[Records that describe figures]
----------

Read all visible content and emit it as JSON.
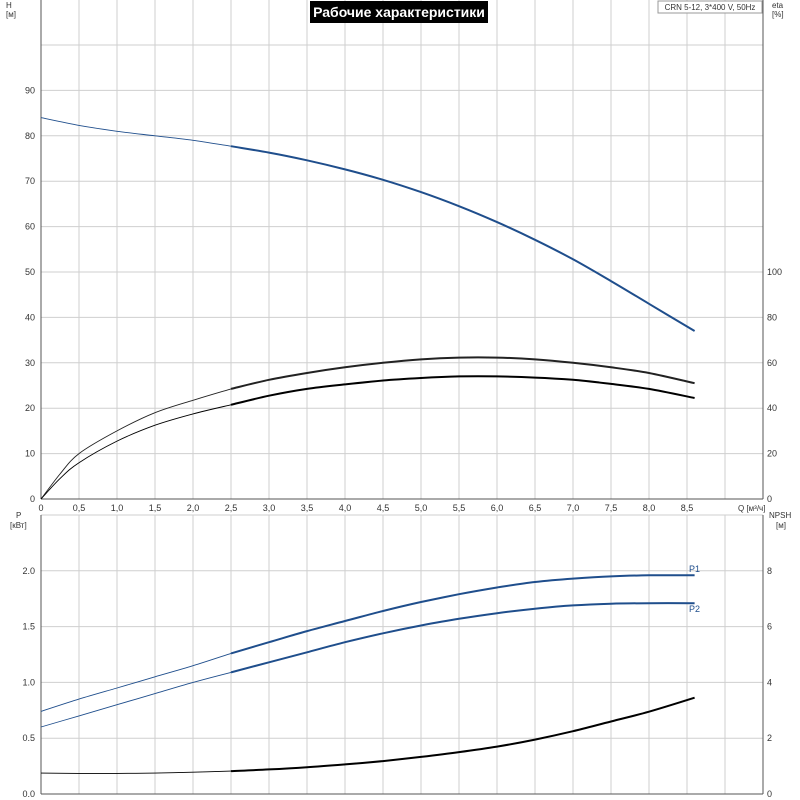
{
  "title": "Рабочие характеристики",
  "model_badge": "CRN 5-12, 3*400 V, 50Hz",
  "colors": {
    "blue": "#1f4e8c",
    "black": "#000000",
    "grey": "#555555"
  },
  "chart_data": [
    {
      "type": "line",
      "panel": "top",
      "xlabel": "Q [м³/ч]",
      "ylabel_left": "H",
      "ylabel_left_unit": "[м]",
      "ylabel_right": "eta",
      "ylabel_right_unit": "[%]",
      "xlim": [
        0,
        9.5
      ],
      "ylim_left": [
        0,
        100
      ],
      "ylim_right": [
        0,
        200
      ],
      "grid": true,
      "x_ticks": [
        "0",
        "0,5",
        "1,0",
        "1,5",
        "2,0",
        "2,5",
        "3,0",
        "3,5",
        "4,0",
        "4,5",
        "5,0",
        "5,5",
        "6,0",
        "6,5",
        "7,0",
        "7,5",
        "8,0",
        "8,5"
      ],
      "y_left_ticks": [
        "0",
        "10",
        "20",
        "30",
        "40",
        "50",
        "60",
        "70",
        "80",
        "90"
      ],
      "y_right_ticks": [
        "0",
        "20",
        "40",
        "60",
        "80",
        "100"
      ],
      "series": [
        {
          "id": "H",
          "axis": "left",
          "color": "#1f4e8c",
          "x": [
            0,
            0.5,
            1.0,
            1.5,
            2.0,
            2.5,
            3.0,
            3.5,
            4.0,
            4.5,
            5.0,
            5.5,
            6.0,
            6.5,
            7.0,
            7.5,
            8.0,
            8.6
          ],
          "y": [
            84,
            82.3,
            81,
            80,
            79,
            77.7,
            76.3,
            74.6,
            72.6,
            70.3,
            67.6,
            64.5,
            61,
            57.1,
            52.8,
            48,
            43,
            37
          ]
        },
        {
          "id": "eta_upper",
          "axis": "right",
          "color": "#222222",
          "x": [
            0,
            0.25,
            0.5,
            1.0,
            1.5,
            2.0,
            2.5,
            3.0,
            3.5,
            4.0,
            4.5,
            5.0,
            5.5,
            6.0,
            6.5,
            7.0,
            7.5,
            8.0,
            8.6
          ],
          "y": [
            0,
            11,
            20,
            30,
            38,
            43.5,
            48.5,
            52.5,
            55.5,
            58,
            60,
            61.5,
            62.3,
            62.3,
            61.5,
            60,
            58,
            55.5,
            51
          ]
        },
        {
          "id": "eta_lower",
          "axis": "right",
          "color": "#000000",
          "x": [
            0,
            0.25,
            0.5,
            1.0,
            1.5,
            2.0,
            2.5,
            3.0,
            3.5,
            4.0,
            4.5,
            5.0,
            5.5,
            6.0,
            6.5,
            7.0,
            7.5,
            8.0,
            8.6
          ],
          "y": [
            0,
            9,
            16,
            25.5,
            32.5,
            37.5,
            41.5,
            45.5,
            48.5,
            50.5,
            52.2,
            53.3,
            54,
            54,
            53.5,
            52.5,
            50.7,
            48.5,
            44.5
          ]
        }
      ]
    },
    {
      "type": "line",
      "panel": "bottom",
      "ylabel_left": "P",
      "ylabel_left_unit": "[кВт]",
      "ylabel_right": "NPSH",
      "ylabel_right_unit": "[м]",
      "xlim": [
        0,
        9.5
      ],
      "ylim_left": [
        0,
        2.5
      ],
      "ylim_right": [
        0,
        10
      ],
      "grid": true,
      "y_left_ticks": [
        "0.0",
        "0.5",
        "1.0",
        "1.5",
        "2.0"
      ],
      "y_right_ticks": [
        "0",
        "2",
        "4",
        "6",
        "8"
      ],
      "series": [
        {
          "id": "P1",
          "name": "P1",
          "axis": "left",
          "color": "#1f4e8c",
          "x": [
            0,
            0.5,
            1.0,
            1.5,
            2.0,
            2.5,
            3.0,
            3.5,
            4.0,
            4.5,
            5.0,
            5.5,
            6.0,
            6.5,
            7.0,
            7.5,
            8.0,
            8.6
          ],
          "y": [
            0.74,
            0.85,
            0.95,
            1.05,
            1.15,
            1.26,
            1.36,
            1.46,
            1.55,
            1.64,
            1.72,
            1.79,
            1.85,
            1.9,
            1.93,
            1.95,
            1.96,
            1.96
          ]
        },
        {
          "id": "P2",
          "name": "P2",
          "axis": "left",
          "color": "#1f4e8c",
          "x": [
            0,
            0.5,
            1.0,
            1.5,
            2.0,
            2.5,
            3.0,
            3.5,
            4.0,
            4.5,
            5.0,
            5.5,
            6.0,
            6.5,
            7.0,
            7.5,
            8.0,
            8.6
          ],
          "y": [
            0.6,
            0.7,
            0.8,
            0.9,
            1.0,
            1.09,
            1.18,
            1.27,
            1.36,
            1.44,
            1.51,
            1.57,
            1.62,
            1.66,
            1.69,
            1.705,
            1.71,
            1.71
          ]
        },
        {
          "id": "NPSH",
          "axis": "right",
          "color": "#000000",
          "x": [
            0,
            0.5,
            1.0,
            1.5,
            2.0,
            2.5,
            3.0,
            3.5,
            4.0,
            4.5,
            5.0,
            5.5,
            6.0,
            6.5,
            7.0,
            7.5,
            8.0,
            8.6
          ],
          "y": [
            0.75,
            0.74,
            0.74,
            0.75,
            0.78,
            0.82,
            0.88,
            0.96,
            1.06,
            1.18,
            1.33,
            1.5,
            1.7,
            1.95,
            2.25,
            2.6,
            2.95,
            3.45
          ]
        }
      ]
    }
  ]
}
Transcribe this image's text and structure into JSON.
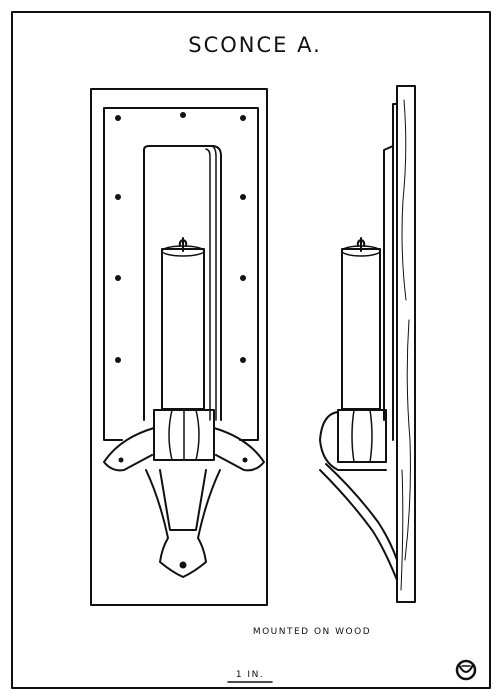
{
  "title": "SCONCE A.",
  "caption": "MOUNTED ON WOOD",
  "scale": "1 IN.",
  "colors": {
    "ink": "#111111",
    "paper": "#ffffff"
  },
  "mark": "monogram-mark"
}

----------

Task requirements: Reproduce every line precisely as given, omitting all pictures.

Right answer:
Read all visible content and emit it as JSON.
{
  "title": "Рабочие характеристики",
  "model_badge": "CRN 5-12, 3*400 V, 50Hz",
  "colors": {
    "blue": "#1f4e8c",
    "black": "#000000",
    "grey": "#555555"
  },
  "chart_data": [
    {
      "type": "line",
      "panel": "top",
      "xlabel": "Q [м³/ч]",
      "ylabel_left": "H",
      "ylabel_left_unit": "[м]",
      "ylabel_right": "eta",
      "ylabel_right_unit": "[%]",
      "xlim": [
        0,
        9.5
      ],
      "ylim_left": [
        0,
        100
      ],
      "ylim_right": [
        0,
        200
      ],
      "grid": true,
      "x_ticks": [
        "0",
        "0,5",
        "1,0",
        "1,5",
        "2,0",
        "2,5",
        "3,0",
        "3,5",
        "4,0",
        "4,5",
        "5,0",
        "5,5",
        "6,0",
        "6,5",
        "7,0",
        "7,5",
        "8,0",
        "8,5"
      ],
      "y_left_ticks": [
        "0",
        "10",
        "20",
        "30",
        "40",
        "50",
        "60",
        "70",
        "80",
        "90"
      ],
      "y_right_ticks": [
        "0",
        "20",
        "40",
        "60",
        "80",
        "100"
      ],
      "series": [
        {
          "id": "H",
          "axis": "left",
          "color": "#1f4e8c",
          "x": [
            0,
            0.5,
            1.0,
            1.5,
            2.0,
            2.5,
            3.0,
            3.5,
            4.0,
            4.5,
            5.0,
            5.5,
            6.0,
            6.5,
            7.0,
            7.5,
            8.0,
            8.6
          ],
          "y": [
            84,
            82.3,
            81,
            80,
            79,
            77.7,
            76.3,
            74.6,
            72.6,
            70.3,
            67.6,
            64.5,
            61,
            57.1,
            52.8,
            48,
            43,
            37
          ]
        },
        {
          "id": "eta_upper",
          "axis": "right",
          "color": "#222222",
          "x": [
            0,
            0.25,
            0.5,
            1.0,
            1.5,
            2.0,
            2.5,
            3.0,
            3.5,
            4.0,
            4.5,
            5.0,
            5.5,
            6.0,
            6.5,
            7.0,
            7.5,
            8.0,
            8.6
          ],
          "y": [
            0,
            11,
            20,
            30,
            38,
            43.5,
            48.5,
            52.5,
            55.5,
            58,
            60,
            61.5,
            62.3,
            62.3,
            61.5,
            60,
            58,
            55.5,
            51
          ]
        },
        {
          "id": "eta_lower",
          "axis": "right",
          "color": "#000000",
          "x": [
            0,
            0.25,
            0.5,
            1.0,
            1.5,
            2.0,
            2.5,
            3.0,
            3.5,
            4.0,
            4.5,
            5.0,
            5.5,
            6.0,
            6.5,
            7.0,
            7.5,
            8.0,
            8.6
          ],
          "y": [
            0,
            9,
            16,
            25.5,
            32.5,
            37.5,
            41.5,
            45.5,
            48.5,
            50.5,
            52.2,
            53.3,
            54,
            54,
            53.5,
            52.5,
            50.7,
            48.5,
            44.5
          ]
        }
      ]
    },
    {
      "type": "line",
      "panel": "bottom",
      "ylabel_left": "P",
      "ylabel_left_unit": "[кВт]",
      "ylabel_right": "NPSH",
      "ylabel_right_unit": "[м]",
      "xlim": [
        0,
        9.5
      ],
      "ylim_left": [
        0,
        2.5
      ],
      "ylim_right": [
        0,
        10
      ],
      "grid": true,
      "y_left_ticks": [
        "0.0",
        "0.5",
        "1.0",
        "1.5",
        "2.0"
      ],
      "y_right_ticks": [
        "0",
        "2",
        "4",
        "6",
        "8"
      ],
      "series": [
        {
          "id": "P1",
          "name": "P1",
          "axis": "left",
          "color": "#1f4e8c",
          "x": [
            0,
            0.5,
            1.0,
            1.5,
            2.0,
            2.5,
            3.0,
            3.5,
            4.0,
            4.5,
            5.0,
            5.5,
            6.0,
            6.5,
            7.0,
            7.5,
            8.0,
            8.6
          ],
          "y": [
            0.74,
            0.85,
            0.95,
            1.05,
            1.15,
            1.26,
            1.36,
            1.46,
            1.55,
            1.64,
            1.72,
            1.79,
            1.85,
            1.9,
            1.93,
            1.95,
            1.96,
            1.96
          ]
        },
        {
          "id": "P2",
          "name": "P2",
          "axis": "left",
          "color": "#1f4e8c",
          "x": [
            0,
            0.5,
            1.0,
            1.5,
            2.0,
            2.5,
            3.0,
            3.5,
            4.0,
            4.5,
            5.0,
            5.5,
            6.0,
            6.5,
            7.0,
            7.5,
            8.0,
            8.6
          ],
          "y": [
            0.6,
            0.7,
            0.8,
            0.9,
            1.0,
            1.09,
            1.18,
            1.27,
            1.36,
            1.44,
            1.51,
            1.57,
            1.62,
            1.66,
            1.69,
            1.705,
            1.71,
            1.71
          ]
        },
        {
          "id": "NPSH",
          "axis": "right",
          "color": "#000000",
          "x": [
            0,
            0.5,
            1.0,
            1.5,
            2.0,
            2.5,
            3.0,
            3.5,
            4.0,
            4.5,
            5.0,
            5.5,
            6.0,
            6.5,
            7.0,
            7.5,
            8.0,
            8.6
          ],
          "y": [
            0.75,
            0.74,
            0.74,
            0.75,
            0.78,
            0.82,
            0.88,
            0.96,
            1.06,
            1.18,
            1.33,
            1.5,
            1.7,
            1.95,
            2.25,
            2.6,
            2.95,
            3.45
          ]
        }
      ]
    }
  ]
}
Transcribe this image's text and structure into JSON.
{
  "title": "SCONCE A.",
  "caption": "MOUNTED ON WOOD",
  "scale": "1 IN.",
  "colors": {
    "ink": "#111111",
    "paper": "#ffffff"
  },
  "mark": "monogram-mark"
}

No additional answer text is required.